# Aim a
Using the passage on the Sarbat Khalsa resolutions, decide whether each statement agrees with it, and answer yes or no, quoting the words of the passage that decide it. (i) The draft committee on Akal Takht Sahib's system is to be constituted by 30 November 2015. (ii) The World Sikh Parliament is to operate outside the authority of Akal Takht Sahib. (iii) Bhai Baljit Singh Daduwal is appointed interim Jathedar at Sri Kesgarh Sahib.

# Document section
• • •

The fear for the sanity of Punjab is genuine, and I do not know what to derive from the resolutions as they put me squarely back into the dilemma: am I first a Sikh, and then an Indian, or vice versa, or only one of the two? The radicals who organized the Sarbat Khalsa may not be able to answer me but it remains to be seen if the nation state will find ways of clearly addressing the Sikh grievances so that the hardliners in the community do not tilt the Sikh discourse to their advantage.

Below is the summary of the resolutions with a part of the introduction as it was presented on stage, transcribed by the author:

Sarbat Khalsa’s purpose is to strengthen all the Sikh institutions and traditions. We realise there are limitations and we shall work towards diverse and greater participation next time. Infused with the fragrance of Gurbani, the mystical body of Sarbat Khalsa met today with unconditional allegiance to the Guru Granth Sahib an infinite source of wisdom for all. In spirit of consensus based decision making, capturing the political will of the Sikh nation, Sarbat Khalsa invokes the leadership of Sri Guru Granth Sahib and Guru Khalsa Panth and resolves to the following resolutions:

The Sarbat Khalsa,

  1. Absolves the three current Jathedars from their duties: Giani Gurbachan Singh, Giani Mal Singh, Giani Gurmukh Singh and Giani Iqbal Singh. It appoints the following interim Jathedars until Baisakhi 2016. Bhai Jagtar Singh Hawara at Sri Akal Takht Sahib, Bhai Amrik Singh Ajnala at Sri Kesgarh Sahib, Bhai Baljit Singh Daduwal at Sri Damdama Sahib.
  2. Reaffirms that Sri Akal Takht Sahib is Guru gifted sovereign Sikh institution which must become fully independent again. A draft committee is to be constituted comprising of Sikhs both from the homeland and the Diaspora by 30 November 2015 to report on Akal Takht Sahib’s system which includes Sarbat Khalsa and Jathedar’s governance and process. Plan is to be adopted by Baisakhi 2016 when the next Sarbat Khalsa is to be held.
  3. Declares Kanwar Pal Singh Gill and Kuldeep Singh Brar ‘tankhaiya’ – chastised – for anti-Sikh genocidal campaigns and summons them at Akal Takht Sahib to present themselves by 30 November, 2015.
  4. Finds Prakash Singh Badal, Sukhbir Singh Badal and Avtar Singh Makkad guilty of undermining and misusing the Sikh institutions of Panj Pyare (Fives Chosen ones) and Akal Takht Sahib. Nullifies Prakash Singh Badal’s Faqr-E-Qaum and Panth Ratan titles and Avtar Singh Makkad’s Shiromani Sevak Awards.
  5. Sarbat Khalsa creates the World Sikh Parliament to represent the global Sikhs under the aegis of Akal Takht Sahib. A draft committee is to be constituted comprising Sikhs both from the homeland and the Diaspora by 30 November 2015 to report on structure and governance planned to be adopted by Baisakhi 2016.

• • •

# Records shown
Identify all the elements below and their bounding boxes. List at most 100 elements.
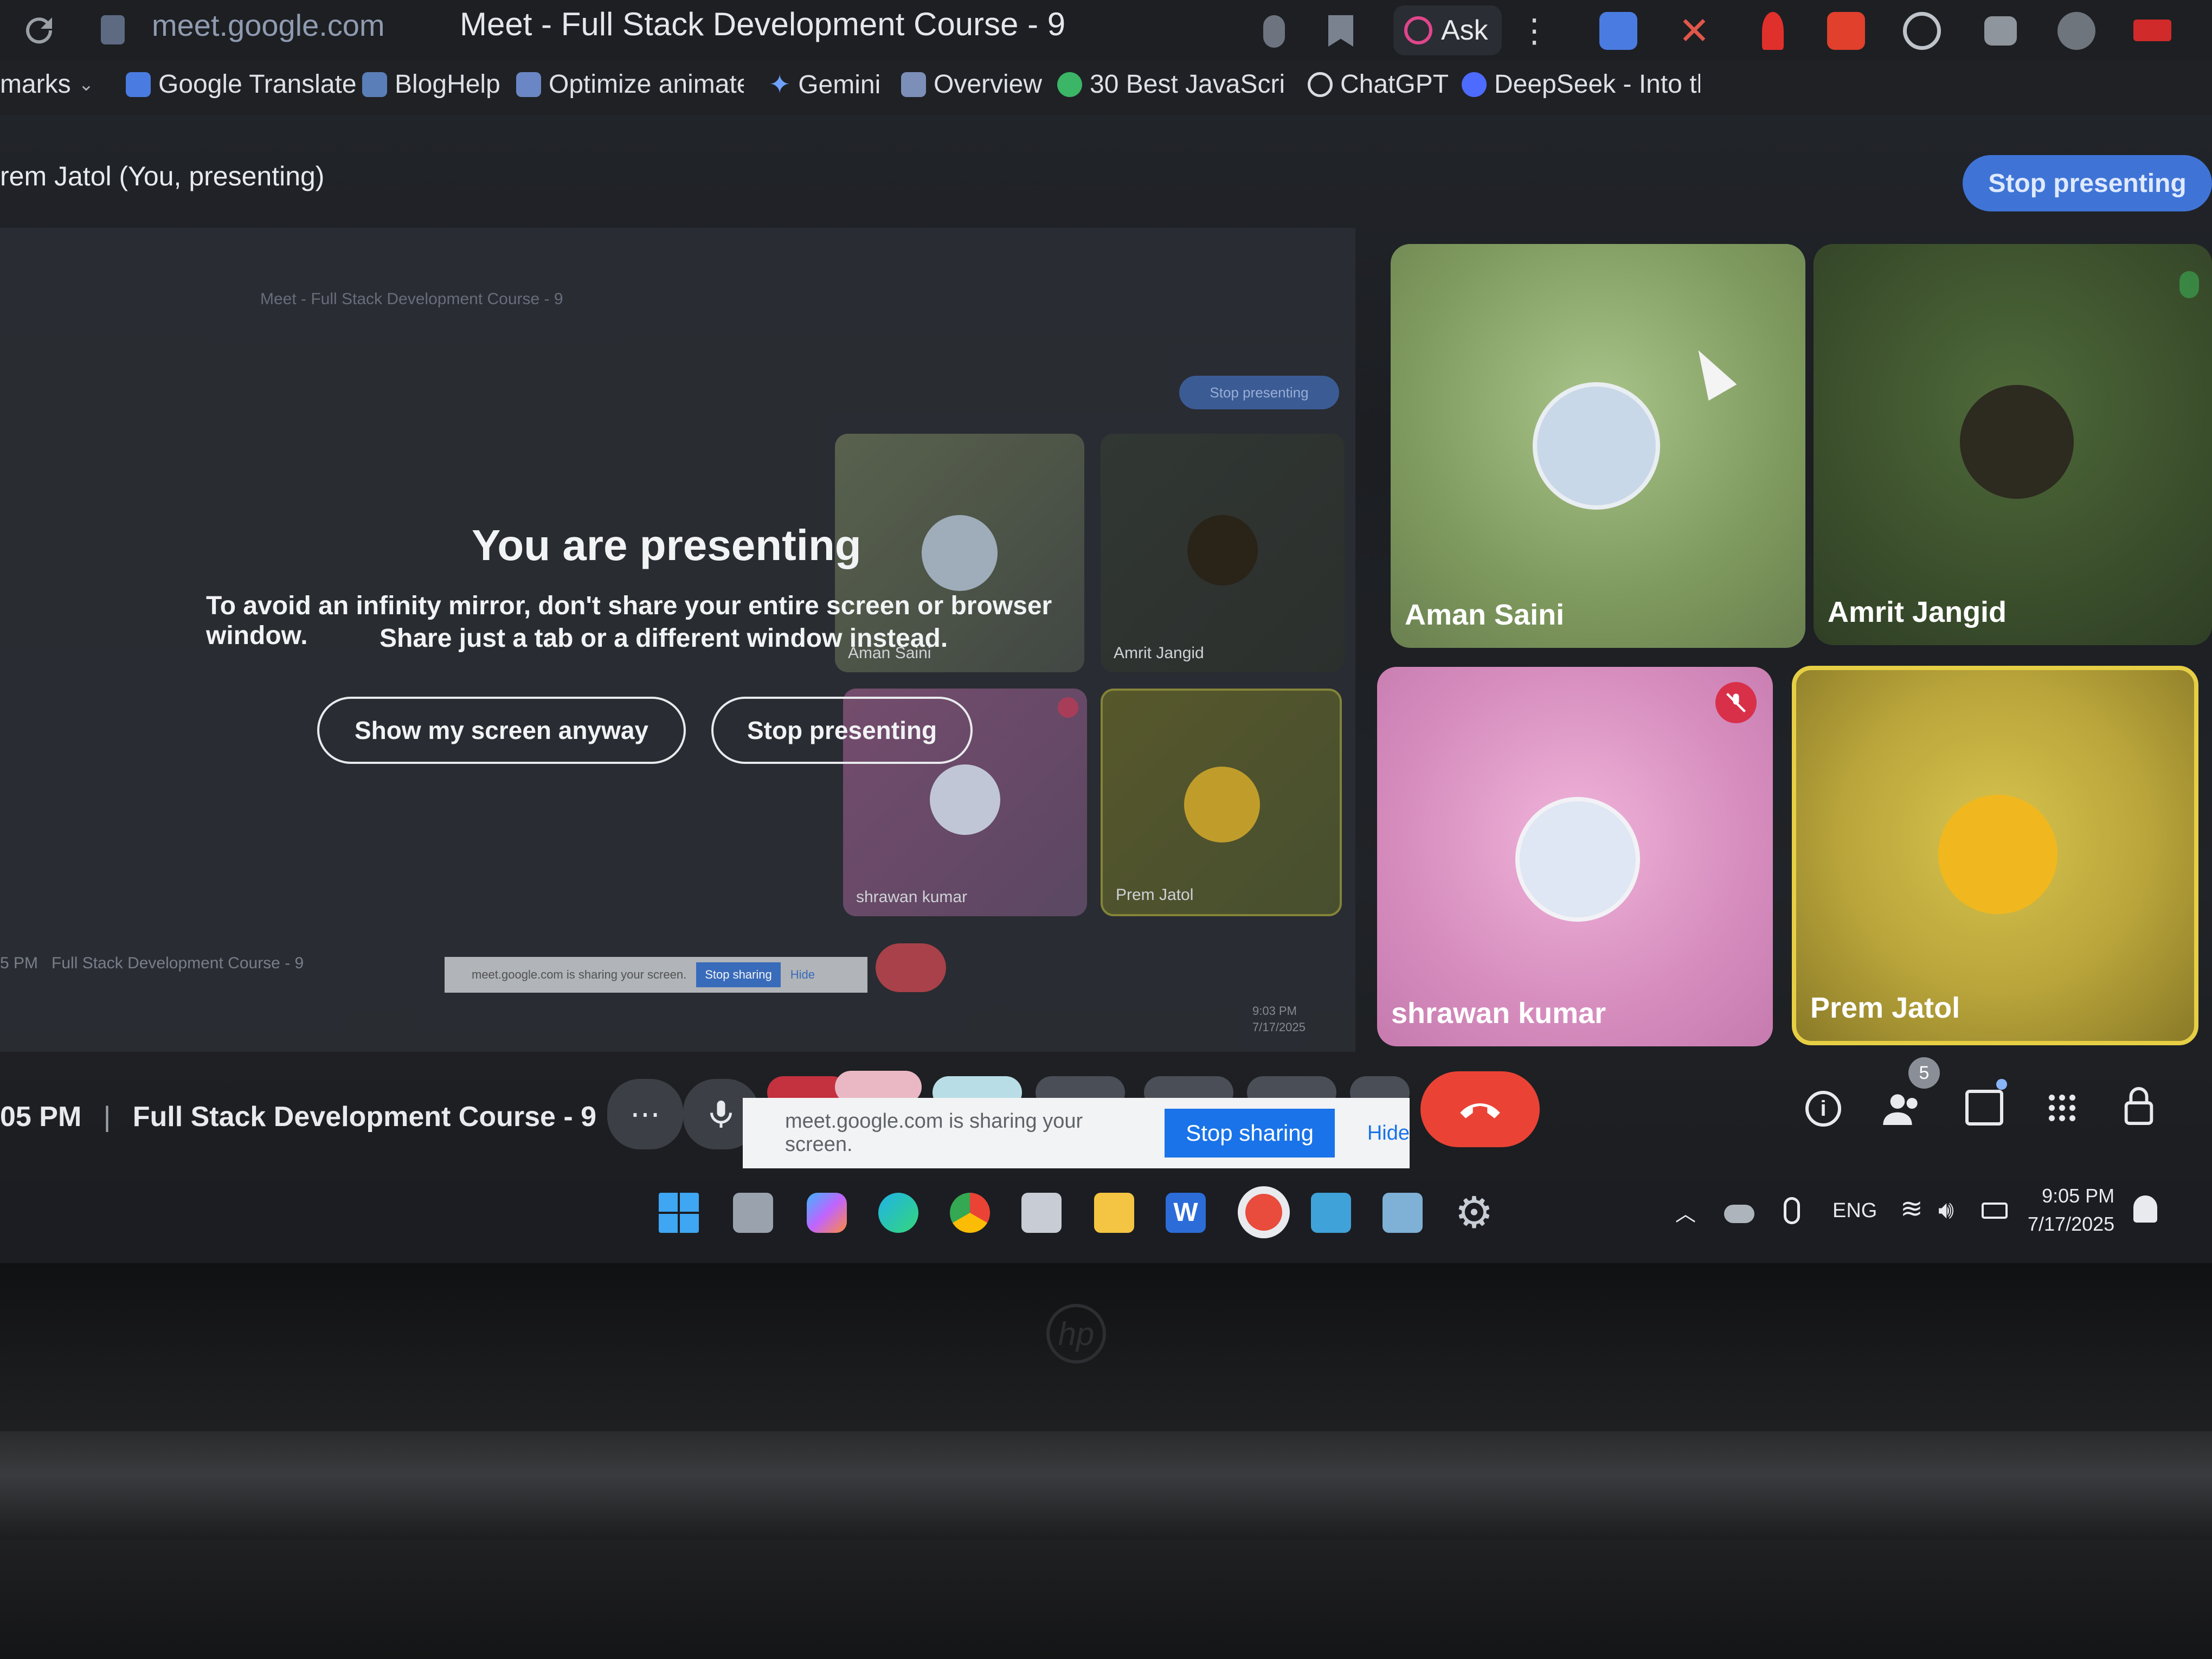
chat-notification-dot — [1996, 1079, 2007, 1090]
photos-icon[interactable] — [1382, 1193, 1423, 1233]
language-indicator[interactable]: ENG — [1832, 1199, 1877, 1223]
microphone-icon — [710, 1101, 732, 1128]
stop-presenting-button[interactable]: Stop presenting — [1963, 155, 2212, 211]
bloghelp-icon — [362, 72, 387, 97]
onedrive-icon[interactable] — [1724, 1205, 1754, 1223]
bookmark-overview[interactable]: Overview — [901, 69, 1042, 99]
tools-extension-icon[interactable]: ✕ — [1675, 12, 1713, 50]
participant-tile-shrawan-kumar[interactable]: shrawan kumar — [1377, 667, 1773, 1046]
dialog-stop-presenting-button[interactable]: Stop presenting — [711, 697, 973, 764]
chrome-icon[interactable] — [950, 1193, 990, 1233]
translate-extension-icon[interactable] — [1599, 12, 1637, 50]
host-controls-lock-icon[interactable] — [2123, 1087, 2155, 1125]
word-icon[interactable]: W — [1166, 1193, 1206, 1233]
avatar — [922, 515, 998, 591]
show-hidden-icons-chevron[interactable]: ︿ — [1675, 1197, 1696, 1227]
bookmark-label: DeepSeek - Into th — [1494, 70, 1700, 99]
mirror-clock: 9:03 PM 7/17/2025 — [1252, 1003, 1306, 1036]
show-screen-anyway-button[interactable]: Show my screen anyway — [317, 697, 686, 764]
meeting-details-icon[interactable]: i — [1805, 1091, 1841, 1127]
notification-bell-icon[interactable] — [2133, 1195, 2157, 1223]
participant-name: shrawan kumar — [1391, 997, 1606, 1030]
taskbar-clock[interactable]: 9:05 PM 7/17/2025 — [2028, 1182, 2114, 1238]
windows-start-icon[interactable] — [659, 1193, 699, 1233]
bookmark-google-translate[interactable]: Google Translate — [126, 69, 357, 99]
mirror-name: shrawan kumar — [856, 888, 968, 906]
bookmarks-folder[interactable]: marks ⌄ — [0, 69, 94, 99]
avatar — [1960, 385, 2074, 499]
dialog-title: You are presenting — [472, 521, 861, 569]
grammarly-extension-icon[interactable] — [1903, 12, 1941, 50]
mirror-end-call — [876, 943, 946, 992]
people-count: 5 — [1919, 1062, 1930, 1083]
bookmark-label: Gemini — [798, 70, 881, 99]
copilot-icon[interactable] — [807, 1193, 847, 1233]
avatar — [1533, 382, 1660, 510]
mirror-tile: Prem Jatol — [1101, 689, 1342, 916]
battery-icon[interactable] — [1982, 1203, 2008, 1219]
reload-icon[interactable] — [20, 11, 59, 50]
participant-tile-prem-jatol[interactable]: Prem Jatol — [1792, 666, 2198, 1045]
ask-label: Ask — [1441, 15, 1488, 46]
volume-icon[interactable]: 🔊︎ — [1938, 1195, 1954, 1225]
mirror-date: 7/17/2025 — [1252, 1020, 1306, 1034]
people-count-badge: 5 — [1908, 1057, 1940, 1089]
mirror-hide: Hide — [790, 968, 815, 981]
more-options-button[interactable]: ⋯ — [607, 1079, 683, 1149]
task-view-icon[interactable] — [733, 1193, 773, 1233]
file-explorer-icon[interactable] — [1094, 1193, 1134, 1233]
hide-banner-button[interactable]: Hide — [1367, 1122, 1410, 1145]
activities-grid-icon[interactable] — [2047, 1092, 2077, 1123]
bookmark-optimize[interactable]: Optimize animate — [516, 69, 744, 99]
chat-icon[interactable] — [1965, 1090, 2003, 1126]
red-extension-icon[interactable] — [1762, 12, 1784, 50]
bookmark-label: Optimize animate — [549, 70, 744, 99]
yandex-browser-icon[interactable] — [1238, 1186, 1290, 1238]
people-icon[interactable] — [1881, 1090, 1925, 1128]
battery-extension-icon[interactable] — [2133, 20, 2171, 41]
bookmark-deepseek[interactable]: DeepSeek - Into th — [1462, 69, 1700, 99]
microphone-icon[interactable] — [1263, 15, 1285, 48]
snipping-tool-icon[interactable] — [1021, 1193, 1062, 1233]
mirror-name: Amrit Jangid — [1114, 644, 1204, 662]
bookmark-gemini[interactable]: ✦ Gemini — [769, 69, 880, 100]
camera-extension-icon[interactable] — [1984, 16, 2017, 46]
globe-extension-icon[interactable] — [2057, 12, 2095, 50]
share-notice-text: meet.google.com is sharing your screen. — [785, 1110, 1083, 1156]
avatar — [1184, 767, 1260, 843]
mirror-name: Prem Jatol — [1116, 886, 1194, 904]
mirror-time: 9:03 PM — [1252, 1004, 1297, 1018]
wifi-icon[interactable]: ≋ — [1900, 1193, 1923, 1224]
edge-icon[interactable] — [878, 1193, 918, 1233]
bookmark-chatgpt[interactable]: ChatGPT — [1308, 69, 1449, 99]
ask-button[interactable]: Ask — [1393, 5, 1502, 55]
participant-name: Amrit Jangid — [1828, 596, 2007, 628]
tray-microphone-icon[interactable] — [1784, 1197, 1800, 1224]
participant-tile-amrit-jangid[interactable]: Amrit Jangid — [1814, 244, 2212, 645]
bookmark-javascript[interactable]: 30 Best JavaScript — [1057, 69, 1285, 99]
mirror-stop-presenting: Stop presenting — [1179, 376, 1339, 409]
settings-gear-icon[interactable]: ⚙ — [1454, 1191, 1494, 1234]
javascript-icon — [1057, 72, 1082, 97]
participant-name: Prem Jatol — [1810, 992, 1960, 1024]
bookmark-bloghelp[interactable]: BlogHelp — [362, 69, 500, 99]
chevron-down-icon: ⌄ — [78, 74, 94, 95]
menu-kebab-icon[interactable]: ⋮ — [1518, 12, 1551, 50]
brand-logo: hp — [1046, 1304, 1106, 1364]
chatgpt-icon — [1308, 72, 1333, 97]
bookmark-label: BlogHelp — [395, 70, 500, 99]
window-title: Meet - Full Stack Development Course - 9 — [460, 6, 1066, 42]
leave-call-button[interactable] — [1420, 1071, 1540, 1147]
muted-mic-icon — [1058, 697, 1078, 718]
bookmark-label: Overview — [934, 70, 1043, 99]
office-extension-icon[interactable] — [1827, 12, 1865, 50]
avatar — [1515, 797, 1640, 922]
address-bar-url[interactable]: meet.google.com — [152, 8, 385, 43]
more-options-icon: ⋯ — [630, 1097, 660, 1131]
notepad-icon[interactable] — [1311, 1193, 1351, 1233]
participant-tile-aman-saini[interactable]: Aman Saini — [1391, 244, 1805, 648]
hang-up-icon — [1460, 1103, 1500, 1118]
stop-sharing-button[interactable]: Stop sharing — [1165, 1109, 1335, 1158]
gemini-icon: ✦ — [769, 70, 791, 99]
site-info-icon[interactable] — [101, 15, 125, 44]
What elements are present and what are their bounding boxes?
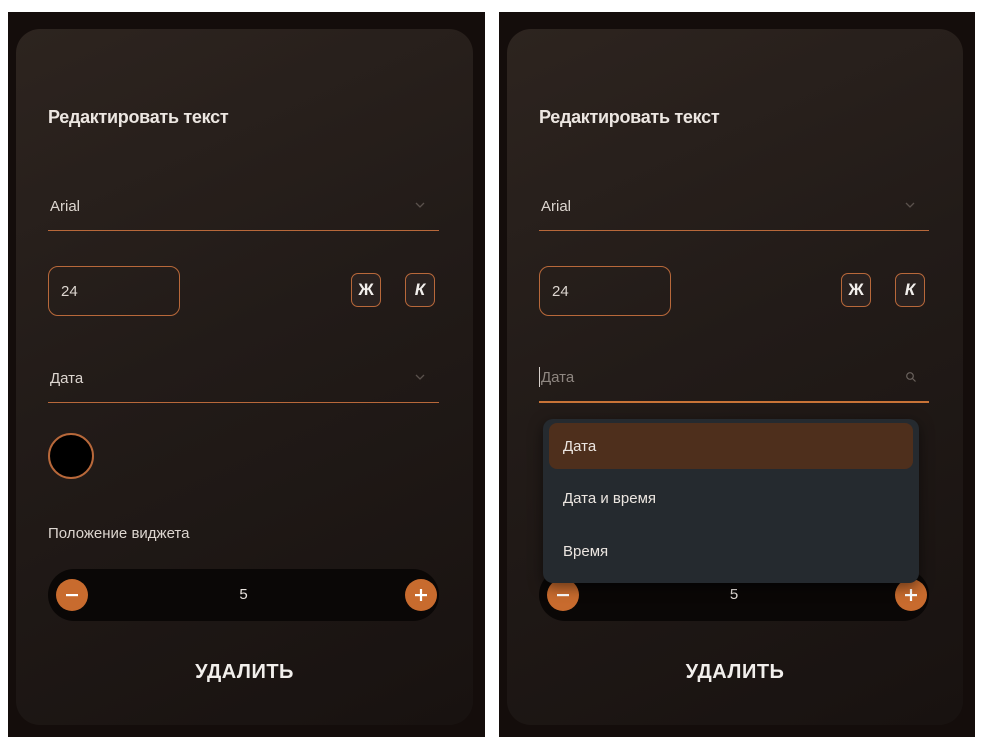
option-label: Дата (563, 438, 597, 455)
card-title: Редактировать текст (539, 107, 720, 127)
delete-button[interactable]: УДАЛИТЬ (507, 661, 963, 684)
plus-icon (415, 589, 427, 601)
chevron-down-icon (905, 202, 915, 208)
chevron-down-icon (415, 202, 425, 208)
font-select-value: Arial (541, 198, 572, 215)
option-label: Время (563, 543, 609, 560)
italic-button[interactable]: К (895, 273, 925, 307)
search-icon (906, 372, 916, 382)
type-select-value: Дата (50, 370, 84, 387)
type-search-placeholder: Дата (541, 369, 575, 386)
font-size-input[interactable]: 24 (48, 266, 180, 316)
font-select-value: Arial (50, 198, 81, 215)
type-dropdown: Дата Дата и время Время (543, 419, 919, 583)
right-panel-frame: Редактировать текст Arial 24 Ж К 5 УДАЛИ… (499, 12, 975, 737)
font-select[interactable]: Arial (539, 184, 929, 231)
option-label: Дата и время (563, 490, 657, 507)
bold-button[interactable]: Ж (841, 273, 871, 307)
delete-button[interactable]: УДАЛИТЬ (16, 661, 473, 684)
color-picker-swatch[interactable] (48, 433, 94, 479)
widget-position-label: Положение виджета (48, 525, 190, 542)
font-select[interactable]: Arial (48, 184, 439, 231)
stepper-value: 5 (729, 586, 739, 603)
increment-button[interactable] (895, 579, 927, 611)
font-size-value: 24 (552, 283, 569, 300)
bold-button[interactable]: Ж (351, 273, 381, 307)
dropdown-option-date[interactable]: Дата (549, 423, 913, 469)
plus-icon (905, 589, 917, 601)
dropdown-option-time[interactable]: Время (549, 528, 913, 574)
position-stepper: 5 (48, 569, 439, 621)
edit-text-card: Редактировать текст Arial 24 Ж К 5 УДАЛИ… (507, 29, 963, 725)
font-size-value: 24 (61, 283, 78, 300)
type-search-input[interactable]: Дата (539, 355, 929, 403)
chevron-down-icon (415, 374, 425, 380)
italic-button[interactable]: К (405, 273, 435, 307)
edit-text-card: Редактировать текст Arial 24 Ж К Дата По… (16, 29, 473, 725)
dropdown-option-date-time[interactable]: Дата и время (549, 475, 913, 521)
text-caret (539, 367, 540, 387)
left-panel-frame: Редактировать текст Arial 24 Ж К Дата По… (8, 12, 485, 737)
card-title: Редактировать текст (48, 107, 229, 127)
font-size-input[interactable]: 24 (539, 266, 671, 316)
stepper-value: 5 (239, 586, 248, 603)
increment-button[interactable] (405, 579, 437, 611)
type-select[interactable]: Дата (48, 356, 439, 403)
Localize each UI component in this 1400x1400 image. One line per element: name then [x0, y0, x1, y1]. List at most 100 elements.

• • •

# Aim b
In the entries, write out without any changes the stretch from the line that contains "option-label: Дата (563, 438, 597, 455)" through the line that contains "delete-button[interactable]: УДАЛИТЬ (16, 661, 473, 684)", with both of those lines included.

# Problem solution a
(i) Yes: "A draft committee is to be constituted comprising of Sikhs both from the homeland and the Diaspora by 30 November 2015 to report on Akal Takht Sahib’s system"
(ii) No: "to represent the global Sikhs under the aegis of Akal Takht Sahib"
(iii) No: "Bhai Baljit Singh Daduwal at Sri Damdama Sahib"

# Problem solution b
option-label: Дата (563, 438, 597, 455)
card-title: Редактировать текст (539, 107, 720, 127)
delete-button[interactable]: УДАЛИТЬ (507, 661, 963, 684)
plus-icon (415, 589, 427, 601)
chevron-down-icon (905, 202, 915, 208)
chevron-down-icon (415, 202, 425, 208)
font-select-value: Arial (541, 198, 572, 215)
option-label: Время (563, 543, 609, 560)
italic-button[interactable]: К (895, 273, 925, 307)
search-icon (906, 372, 916, 382)
type-select-value: Дата (50, 370, 84, 387)
type-search-placeholder: Дата (541, 369, 575, 386)
font-size-input[interactable]: 24 (48, 266, 180, 316)
font-select-value: Arial (50, 198, 81, 215)
type-dropdown: Дата Дата и время Время (543, 419, 919, 583)
right-panel-frame: Редактировать текст Arial 24 Ж К 5 УДАЛИ… (499, 12, 975, 737)
font-select[interactable]: Arial (539, 184, 929, 231)
option-label: Дата и время (563, 490, 657, 507)
bold-button[interactable]: Ж (841, 273, 871, 307)
delete-button[interactable]: УДАЛИТЬ (16, 661, 473, 684)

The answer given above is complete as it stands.